**Goal:** Using the data below, repeat all of it precisely.

**Material for this exercise:**
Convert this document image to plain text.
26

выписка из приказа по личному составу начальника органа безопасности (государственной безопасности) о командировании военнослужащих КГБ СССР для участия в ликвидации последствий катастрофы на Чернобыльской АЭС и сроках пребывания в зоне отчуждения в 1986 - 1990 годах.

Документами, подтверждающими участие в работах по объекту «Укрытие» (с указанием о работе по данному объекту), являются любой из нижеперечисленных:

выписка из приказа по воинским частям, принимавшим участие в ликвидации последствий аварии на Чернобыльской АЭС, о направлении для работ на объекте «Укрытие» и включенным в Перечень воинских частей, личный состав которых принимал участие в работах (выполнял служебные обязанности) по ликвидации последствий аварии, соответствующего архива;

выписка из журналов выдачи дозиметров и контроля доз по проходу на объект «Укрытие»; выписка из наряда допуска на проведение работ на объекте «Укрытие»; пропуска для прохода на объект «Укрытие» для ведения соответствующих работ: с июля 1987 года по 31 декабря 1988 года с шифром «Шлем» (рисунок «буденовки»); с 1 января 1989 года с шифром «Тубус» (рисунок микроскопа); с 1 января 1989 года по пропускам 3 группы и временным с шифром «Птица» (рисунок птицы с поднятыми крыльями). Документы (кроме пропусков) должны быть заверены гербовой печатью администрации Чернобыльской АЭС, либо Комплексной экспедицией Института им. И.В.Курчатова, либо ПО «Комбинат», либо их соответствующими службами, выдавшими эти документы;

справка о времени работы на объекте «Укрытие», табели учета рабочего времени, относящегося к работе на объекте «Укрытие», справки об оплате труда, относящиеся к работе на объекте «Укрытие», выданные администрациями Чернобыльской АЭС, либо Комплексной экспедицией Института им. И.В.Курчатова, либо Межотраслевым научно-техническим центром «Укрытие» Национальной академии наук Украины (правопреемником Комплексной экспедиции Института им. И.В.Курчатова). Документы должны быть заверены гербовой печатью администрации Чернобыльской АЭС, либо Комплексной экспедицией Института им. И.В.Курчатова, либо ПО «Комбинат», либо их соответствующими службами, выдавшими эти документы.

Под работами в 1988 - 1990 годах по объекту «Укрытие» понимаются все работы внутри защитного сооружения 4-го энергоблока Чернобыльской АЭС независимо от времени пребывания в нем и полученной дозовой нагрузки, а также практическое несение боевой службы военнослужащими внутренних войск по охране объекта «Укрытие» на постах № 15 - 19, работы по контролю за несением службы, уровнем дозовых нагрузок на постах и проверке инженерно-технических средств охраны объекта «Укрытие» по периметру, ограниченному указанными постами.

**Exercise result:**
Convert this document image to plain text.
26

выписка из приказа по личному составу начальника органа безопасности (государственной безопасности) о командировании военнослужащих КГБ СССР для участия в ликвидации последствий катастрофы на Чернобыльской АЭС и сроках пребывания в зоне отчуждения в 1986 - 1990 годах.

Документами, подтверждающими участие в работах по объекту «Укрытие» (с указанием о работе по данному объекту), являются любой из нижеперечисленных:

выписка из приказа по воинским частям, принимавшим участие в ликвидации последствий аварии на Чернобыльской АЭС, о направлении для работ на объекте «Укрытие» и включенным в Перечень воинских частей, личный состав которых принимал участие в работах (выполнял служебные обязанности) по ликвидации последствий аварии, соответствующего архива;

выписка из журналов выдачи дозиметров и контроля доз по проходу на объект «Укрытие»; выписка из наряда допуска на проведение работ на объекте «Укрытие»; пропуска для прохода на объект «Укрытие» для ведения соответствующих работ: с июля 1987 года по 31 декабря 1988 года с шифром «Шлем» (рисунок «буденовки»); с 1 января 1989 года с шифром «Тубус» (рисунок микроскопа); с 1 января 1989 года по пропускам 3 группы и временным с шифром «Птица» (рисунок птицы с поднятыми крыльями). Документы (кроме пропусков) должны быть заверены гербовой печатью администрации Чернобыльской АЭС, либо Комплексной экспедицией Института им. И.В.Курчатова, либо ПО «Комбинат», либо их соответствующими службами, выдавшими эти документы;

справка о времени работы на объекте «Укрытие», табели учета рабочего времени, относящегося к работе на объекте «Укрытие», справки об оплате труда, относящиеся к работе на объекте «Укрытие», выданные администрациями Чернобыльской АЭС, либо Комплексной экспедицией Института им. И.В.Курчатова, либо Межотраслевым научно-техническим центром «Укрытие» Национальной академии наук Украины (правопреемником Комплексной экспедиции Института им. И.В.Курчатова). Документы должны быть заверены гербовой печатью администрации Чернобыльской АЭС, либо Комплексной экспедицией Института им. И.В.Курчатова, либо ПО «Комбинат», либо их соответствующими службами, выдавшими эти документы.

Под работами в 1988 - 1990 годах по объекту «Укрытие» понимаются все работы внутри защитного сооружения 4-го энергоблока Чернобыльской АЭС независимо от времени пребывания в нем и полученной дозовой нагрузки, а также практическое несение боевой службы военнослужащими внутренних войск по охране объекта «Укрытие» на постах № 15 - 19, работы по контролю за несением службы, уровнем дозовых нагрузок на постах и проверке инженерно-технических средств охраны объекта «Укрытие» по периметру, ограниченному указанными постами.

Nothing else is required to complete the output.